* _WHAT THE TASK ASKS_
Look through the data below. Collect every line where the word "when" occurs.
§ §
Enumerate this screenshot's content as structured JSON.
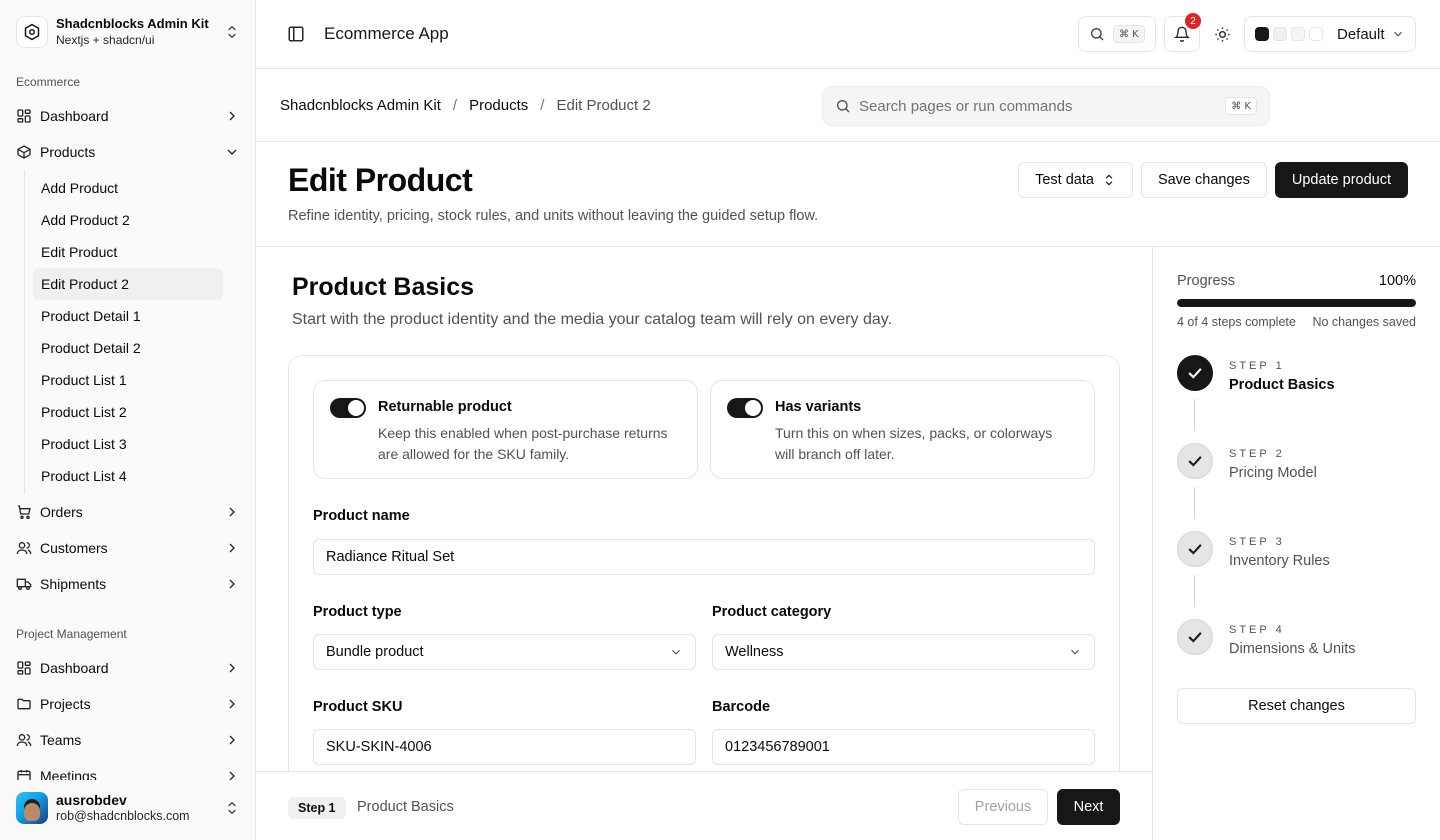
{
  "sidebar": {
    "team": {
      "name": "Shadcnblocks Admin Kit",
      "subtitle": "Nextjs + shadcn/ui"
    },
    "groups": [
      {
        "label": "Ecommerce",
        "items": [
          {
            "label": "Dashboard",
            "icon": "layout-dashboard-icon"
          },
          {
            "label": "Products",
            "icon": "package-icon",
            "expanded": true,
            "sub": [
              "Add Product",
              "Add Product 2",
              "Edit Product",
              "Edit Product 2",
              "Product Detail 1",
              "Product Detail 2",
              "Product List 1",
              "Product List 2",
              "Product List 3",
              "Product List 4"
            ],
            "active_sub": "Edit Product 2"
          },
          {
            "label": "Orders",
            "icon": "cart-icon"
          },
          {
            "label": "Customers",
            "icon": "users-icon"
          },
          {
            "label": "Shipments",
            "icon": "truck-icon"
          }
        ]
      },
      {
        "label": "Project Management",
        "items": [
          {
            "label": "Dashboard",
            "icon": "layout-dashboard-icon"
          },
          {
            "label": "Projects",
            "icon": "folder-icon"
          },
          {
            "label": "Teams",
            "icon": "users-icon"
          },
          {
            "label": "Meetings",
            "icon": "calendar-icon"
          }
        ]
      }
    ],
    "user": {
      "name": "ausrobdev",
      "email": "rob@shadcnblocks.com"
    }
  },
  "header": {
    "app_title": "Ecommerce App",
    "search_shortcut": "⌘ K",
    "notification_count": "2",
    "theme_label": "Default",
    "theme_swatches": [
      "#171717",
      "#f0f0f0",
      "#f5f5f5",
      "#ffffff"
    ]
  },
  "breadcrumb": {
    "items": [
      "Shadcnblocks Admin Kit",
      "Products",
      "Edit Product 2"
    ],
    "search_placeholder": "Search pages or run commands",
    "search_shortcut": "⌘ K"
  },
  "page": {
    "title": "Edit Product",
    "description": "Refine identity, pricing, stock rules, and units without leaving the guided setup flow.",
    "actions": {
      "test_data": "Test data",
      "save": "Save changes",
      "update": "Update product"
    }
  },
  "form": {
    "section_title": "Product Basics",
    "section_desc": "Start with the product identity and the media your catalog team will rely on every day.",
    "toggles": [
      {
        "title": "Returnable product",
        "desc": "Keep this enabled when post-purchase returns are allowed for the SKU family.",
        "on": true
      },
      {
        "title": "Has variants",
        "desc": "Turn this on when sizes, packs, or colorways will branch off later.",
        "on": true
      }
    ],
    "product_name": {
      "label": "Product name",
      "value": "Radiance Ritual Set"
    },
    "product_type": {
      "label": "Product type",
      "value": "Bundle product"
    },
    "product_category": {
      "label": "Product category",
      "value": "Wellness"
    },
    "product_sku": {
      "label": "Product SKU",
      "value": "SKU-SKIN-4006"
    },
    "barcode": {
      "label": "Barcode",
      "value": "0123456789001"
    }
  },
  "footer": {
    "step_pill": "Step 1",
    "step_name": "Product Basics",
    "previous": "Previous",
    "next": "Next"
  },
  "progress": {
    "label": "Progress",
    "value_text": "100%",
    "value": 1.0,
    "steps_complete": "4 of 4 steps complete",
    "saved_status": "No changes saved",
    "steps": [
      {
        "kicker": "STEP 1",
        "title": "Product Basics",
        "active": true
      },
      {
        "kicker": "STEP 2",
        "title": "Pricing Model"
      },
      {
        "kicker": "STEP 3",
        "title": "Inventory Rules"
      },
      {
        "kicker": "STEP 4",
        "title": "Dimensions & Units"
      }
    ],
    "reset": "Reset changes"
  }
}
§ §
* _OUTPUT FOR THIS TASK_
        "desc": "Keep this enabled when post-purchase returns are allowed for the SKU family.",
        "desc": "Turn this on when sizes, packs, or colorways will branch off later.",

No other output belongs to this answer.